** EXERCISE REQUIREMENTS **
Provide an exact copy of the data, excluding the images.
════════════════
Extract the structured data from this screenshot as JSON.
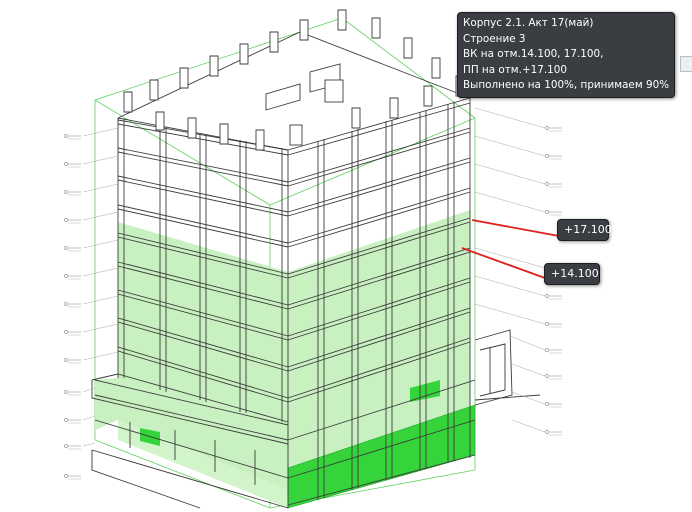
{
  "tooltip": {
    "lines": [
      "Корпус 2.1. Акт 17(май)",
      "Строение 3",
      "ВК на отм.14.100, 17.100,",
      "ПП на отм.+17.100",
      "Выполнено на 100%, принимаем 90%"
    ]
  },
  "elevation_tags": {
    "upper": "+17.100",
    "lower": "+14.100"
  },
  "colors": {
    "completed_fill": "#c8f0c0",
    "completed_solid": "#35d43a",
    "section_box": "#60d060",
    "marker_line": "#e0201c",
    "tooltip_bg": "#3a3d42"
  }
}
════════════════
** FULL OUTPUT **
Extract the structured data from this screenshot as JSON.
{
  "tooltip": {
    "lines": [
      "Корпус 2.1. Акт 17(май)",
      "Строение 3",
      "ВК на отм.14.100, 17.100,",
      "ПП на отм.+17.100",
      "Выполнено на 100%, принимаем 90%"
    ]
  },
  "elevation_tags": {
    "upper": "+17.100",
    "lower": "+14.100"
  },
  "colors": {
    "completed_fill": "#c8f0c0",
    "completed_solid": "#35d43a",
    "section_box": "#60d060",
    "marker_line": "#e0201c",
    "tooltip_bg": "#3a3d42"
  }
}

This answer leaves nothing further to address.